Task prompt —
List every line in this data where the string "Рисунок" occurs.

::: Extracted material

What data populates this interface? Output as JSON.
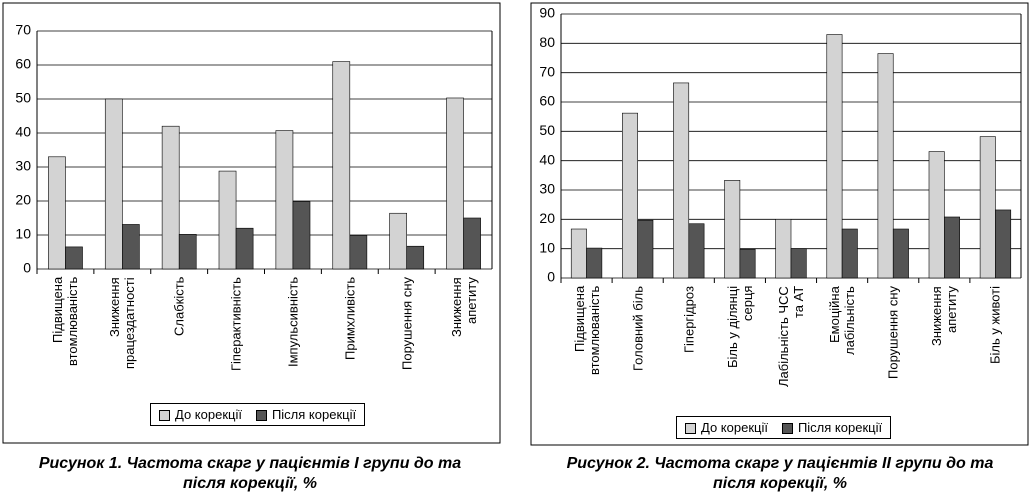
{
  "chart_data": [
    {
      "type": "bar",
      "title": "Рисунок 1. Частота скарг у пацієнтів I групи до та після корекції, %",
      "categories": [
        "Підвищена\nвтомлюваність",
        "Зниження\nпрацездатності",
        "Слабкість",
        "Гіперактивність",
        "Імпульсивність",
        "Примхливість",
        "Порушення сну",
        "Зниження\nапетиту"
      ],
      "series": [
        {
          "name": "До корекції",
          "color": "#d3d3d3",
          "values": [
            33,
            50,
            42,
            28.8,
            40.7,
            61,
            16.4,
            50.3
          ]
        },
        {
          "name": "Після корекції",
          "color": "#555555",
          "values": [
            6.5,
            13.1,
            10.2,
            12,
            19.8,
            9.9,
            6.7,
            15
          ]
        }
      ],
      "ylim": [
        0,
        70
      ],
      "yticks": [
        0,
        10,
        20,
        30,
        40,
        50,
        60,
        70
      ],
      "grid": true,
      "legend": "bottom"
    },
    {
      "type": "bar",
      "title": "Рисунок 2. Частота скарг у пацієнтів II групи до та після корекції, %",
      "categories": [
        "Підвищена\nвтомлюваність",
        "Головний біль",
        "Гіпергідроз",
        "Біль у ділянці\nсерця",
        "Лабільність ЧСС\nта АТ",
        "Емоційна\nлабільність",
        "Порушення сну",
        "Зниження\nапетиту",
        "Біль у животі"
      ],
      "series": [
        {
          "name": "До корекції",
          "color": "#d3d3d3",
          "values": [
            16.7,
            56.2,
            66.5,
            33.3,
            20,
            83,
            76.5,
            43.1,
            48.2
          ]
        },
        {
          "name": "Після корекції",
          "color": "#555555",
          "values": [
            10.2,
            19.7,
            18.5,
            9.8,
            10,
            16.7,
            16.7,
            20.8,
            23.2
          ]
        }
      ],
      "ylim": [
        0,
        90
      ],
      "yticks": [
        0,
        10,
        20,
        30,
        40,
        50,
        60,
        70,
        80,
        90
      ],
      "grid": true,
      "legend": "bottom"
    }
  ]
}
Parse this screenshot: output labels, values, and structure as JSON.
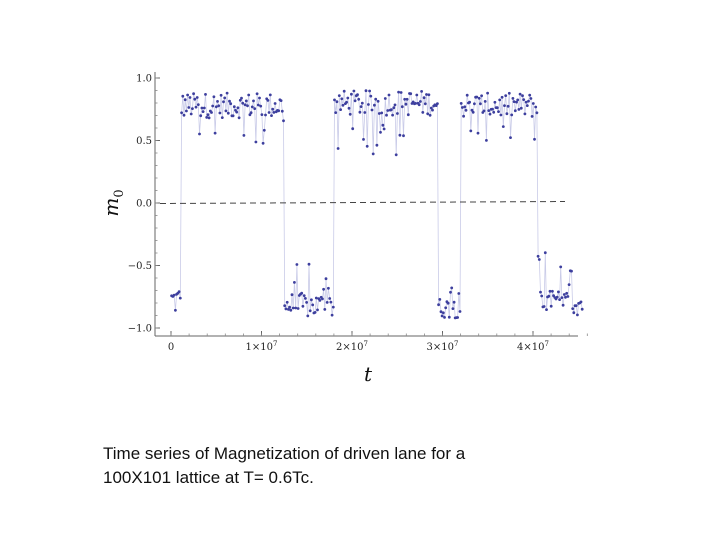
{
  "chart_data": {
    "type": "scatter",
    "xlabel": "t",
    "ylabel": "m",
    "ylabel_subscript": "0",
    "ylim": [
      -1.0,
      1.0
    ],
    "xlim": [
      0,
      46000000
    ],
    "y_ticks": [
      -1.0,
      -0.5,
      0.0,
      0.5,
      1.0
    ],
    "y_tick_labels": [
      "−1.0",
      "−0.5",
      "0.0",
      "0.5",
      "1.0"
    ],
    "x_ticks": [
      0,
      10000000,
      20000000,
      30000000,
      40000000
    ],
    "x_tick_labels": [
      "0",
      "1×10",
      "2×10",
      "3×10",
      "4×10"
    ],
    "x_tick_exponent": "7",
    "reference_line": {
      "y": 0.0,
      "style": "dashed"
    },
    "grid": false,
    "marker_color": "#3d3f9e",
    "line_color": "#c9cbe8",
    "segments": [
      {
        "x_start": 0,
        "x_end": 1100000,
        "mean": -0.78,
        "spread": 0.12
      },
      {
        "x_start": 1100000,
        "x_end": 12500000,
        "mean": 0.78,
        "spread": 0.1
      },
      {
        "x_start": 12500000,
        "x_end": 18000000,
        "mean": -0.82,
        "spread": 0.1
      },
      {
        "x_start": 18000000,
        "x_end": 29500000,
        "mean": 0.8,
        "spread": 0.1
      },
      {
        "x_start": 29500000,
        "x_end": 32000000,
        "mean": -0.84,
        "spread": 0.08
      },
      {
        "x_start": 32000000,
        "x_end": 40500000,
        "mean": 0.78,
        "spread": 0.1
      },
      {
        "x_start": 40500000,
        "x_end": 45500000,
        "mean": -0.8,
        "spread": 0.1
      }
    ],
    "points_per_segment_density": 1600000
  },
  "caption": {
    "line1": "Time series of Magnetization of driven lane for a",
    "line2": "100X101 lattice at T= 0.6Tc."
  }
}
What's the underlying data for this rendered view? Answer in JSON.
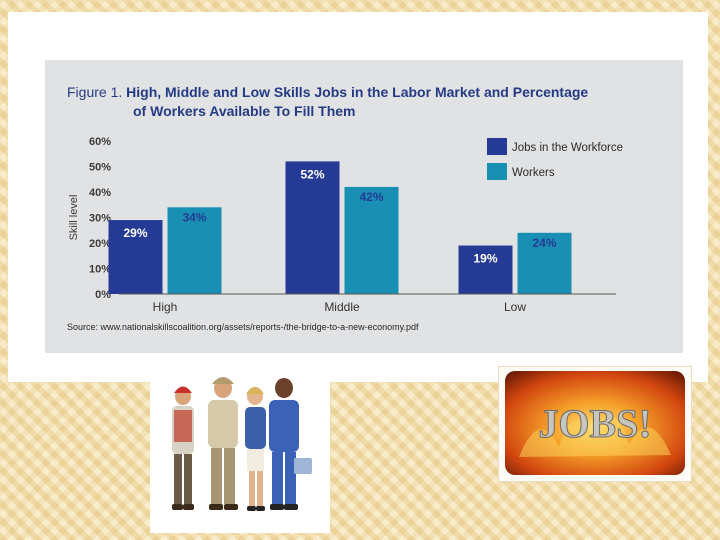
{
  "figure": {
    "number": "Figure 1.",
    "title_line1": "High, Middle and Low Skills Jobs in the Labor Market and Percentage",
    "title_line2": "of Workers Available To Fill Them",
    "source": "Source: www.nationalskillscoalition.org/assets/reports-/the-bridge-to-a-new-economy.pdf"
  },
  "chart_data": {
    "type": "bar",
    "categories": [
      "High",
      "Middle",
      "Low"
    ],
    "series": [
      {
        "name": "Jobs in the Workforce",
        "values": [
          29,
          52,
          19
        ],
        "labels": [
          "29%",
          "52%",
          "19%"
        ],
        "color": "#253a95"
      },
      {
        "name": "Workers",
        "values": [
          34,
          42,
          24
        ],
        "labels": [
          "34%",
          "42%",
          "24%"
        ],
        "color": "#1a8fb4"
      }
    ],
    "ylabel": "Skill level",
    "yticks": [
      "0%",
      "10%",
      "20%",
      "30%",
      "40%",
      "50%",
      "60%"
    ],
    "ylim": [
      0,
      60
    ],
    "grid": false,
    "legend": "top-right"
  },
  "images": {
    "workers_photo": "group of workers in uniforms",
    "jobs_banner_text": "JOBS!"
  },
  "colors": {
    "title": "#243b84",
    "jobs_bar": "#253a95",
    "workers_bar": "#1a8fb4",
    "figure_bg": "#e1e2e4"
  }
}
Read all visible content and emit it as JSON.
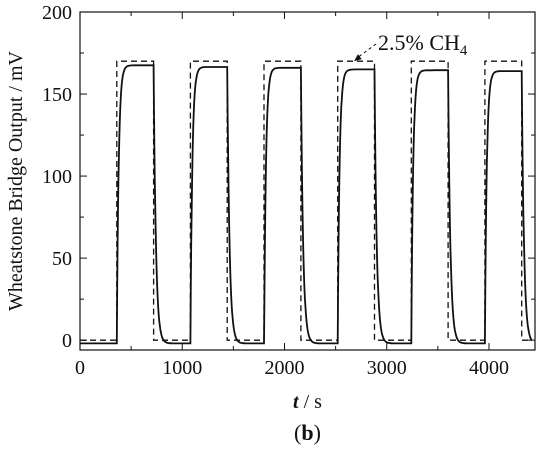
{
  "chart_data": {
    "type": "line",
    "xlabel_italic": "t",
    "xlabel_rest": " / s",
    "ylabel": "Wheatstone Bridge Output / mV",
    "xlim": [
      0,
      4450
    ],
    "ylim": [
      -6,
      200
    ],
    "xticks": [
      0,
      1000,
      2000,
      3000,
      4000
    ],
    "yticks": [
      0,
      50,
      100,
      150,
      200
    ],
    "grid": false,
    "annotation": {
      "text": "2.5% CH",
      "subscript": "4",
      "points_to": [
        2680,
        170
      ]
    },
    "panel_label": {
      "open": "(",
      "bold": "b",
      "close": ")"
    },
    "series": [
      {
        "style": "dashed",
        "x": [
          0,
          360,
          360,
          720,
          720,
          1080,
          1080,
          1440,
          1440,
          1800,
          1800,
          2160,
          2160,
          2520,
          2520,
          2880,
          2880,
          3240,
          3240,
          3600,
          3600,
          3960,
          3960,
          4320,
          4320,
          4420
        ],
        "y": [
          0,
          0,
          170,
          170,
          0,
          0,
          170,
          170,
          0,
          0,
          170,
          170,
          0,
          0,
          170,
          170,
          0,
          0,
          170,
          170,
          0,
          0,
          170,
          170,
          0,
          0
        ]
      },
      {
        "style": "solid",
        "pulses": [
          {
            "start": 360,
            "end": 720,
            "plateau": 167.5
          },
          {
            "start": 1080,
            "end": 1440,
            "plateau": 166.5
          },
          {
            "start": 1800,
            "end": 2160,
            "plateau": 166
          },
          {
            "start": 2520,
            "end": 2880,
            "plateau": 165
          },
          {
            "start": 3240,
            "end": 3600,
            "plateau": 164.5
          },
          {
            "start": 3960,
            "end": 4320,
            "plateau": 164
          }
        ],
        "baseline": -2,
        "x_end": 4420
      }
    ]
  }
}
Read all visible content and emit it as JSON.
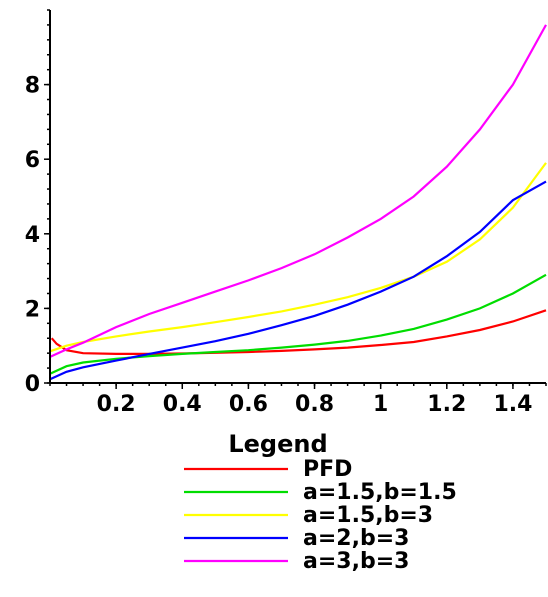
{
  "chart_data": {
    "type": "line",
    "title": "",
    "xlabel": "",
    "ylabel": "",
    "xlim": [
      0,
      1.5
    ],
    "ylim": [
      0,
      10
    ],
    "x_ticks": [
      0.2,
      0.4,
      0.6,
      0.8,
      1,
      1.2,
      1.4
    ],
    "x_tick_labels": [
      "0.2",
      "0.4",
      "0.6",
      "0.8",
      "1",
      "1.2",
      "1.4"
    ],
    "y_ticks": [
      0,
      2,
      4,
      6,
      8
    ],
    "y_tick_labels": [
      "0",
      "2",
      "4",
      "6",
      "8"
    ],
    "grid": false,
    "legend_title": "Legend",
    "legend_position": "bottom",
    "series": [
      {
        "name": "PFD",
        "color": "#ff0000",
        "x": [
          0.005,
          0.02,
          0.05,
          0.1,
          0.2,
          0.3,
          0.4,
          0.5,
          0.6,
          0.7,
          0.8,
          0.9,
          1.0,
          1.1,
          1.2,
          1.3,
          1.4,
          1.5
        ],
        "y": [
          1.2,
          1.05,
          0.88,
          0.8,
          0.78,
          0.78,
          0.79,
          0.81,
          0.83,
          0.86,
          0.9,
          0.95,
          1.02,
          1.1,
          1.25,
          1.42,
          1.65,
          1.95
        ]
      },
      {
        "name": "a=1.5,b=1.5",
        "color": "#00dd00",
        "x": [
          0.0,
          0.05,
          0.1,
          0.2,
          0.3,
          0.4,
          0.5,
          0.6,
          0.7,
          0.8,
          0.9,
          1.0,
          1.1,
          1.2,
          1.3,
          1.4,
          1.5
        ],
        "y": [
          0.25,
          0.45,
          0.55,
          0.65,
          0.72,
          0.78,
          0.83,
          0.88,
          0.95,
          1.03,
          1.13,
          1.27,
          1.45,
          1.7,
          2.0,
          2.4,
          2.9
        ]
      },
      {
        "name": "a=1.5,b=3",
        "color": "#ffff00",
        "x": [
          0.0,
          0.05,
          0.1,
          0.2,
          0.3,
          0.4,
          0.5,
          0.6,
          0.7,
          0.8,
          0.9,
          1.0,
          1.1,
          1.2,
          1.3,
          1.4,
          1.5
        ],
        "y": [
          0.85,
          1.0,
          1.1,
          1.25,
          1.38,
          1.5,
          1.63,
          1.77,
          1.92,
          2.1,
          2.3,
          2.55,
          2.85,
          3.25,
          3.85,
          4.7,
          5.9
        ]
      },
      {
        "name": "a=2,b=3",
        "color": "#0000ff",
        "x": [
          0.0,
          0.05,
          0.1,
          0.2,
          0.3,
          0.4,
          0.5,
          0.6,
          0.7,
          0.8,
          0.9,
          1.0,
          1.1,
          1.2,
          1.3,
          1.4,
          1.5
        ],
        "y": [
          0.1,
          0.3,
          0.42,
          0.6,
          0.78,
          0.95,
          1.12,
          1.32,
          1.55,
          1.8,
          2.1,
          2.45,
          2.85,
          3.4,
          4.05,
          4.9,
          5.4
        ]
      },
      {
        "name": "a=3,b=3",
        "color": "#ff00ff",
        "x": [
          0.0,
          0.05,
          0.1,
          0.2,
          0.3,
          0.4,
          0.5,
          0.6,
          0.7,
          0.8,
          0.9,
          1.0,
          1.1,
          1.2,
          1.3,
          1.4,
          1.5
        ],
        "y": [
          0.7,
          0.9,
          1.08,
          1.5,
          1.85,
          2.15,
          2.45,
          2.75,
          3.08,
          3.45,
          3.9,
          4.4,
          5.0,
          5.8,
          6.8,
          8.0,
          9.6
        ]
      }
    ]
  }
}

::::::

Task solution —
      "title": "Рисунок 1. Частота скарг у пацієнтів I групи до та після корекції, %",
      "title": "Рисунок 2. Частота скарг у пацієнтів II групи до та після корекції, %",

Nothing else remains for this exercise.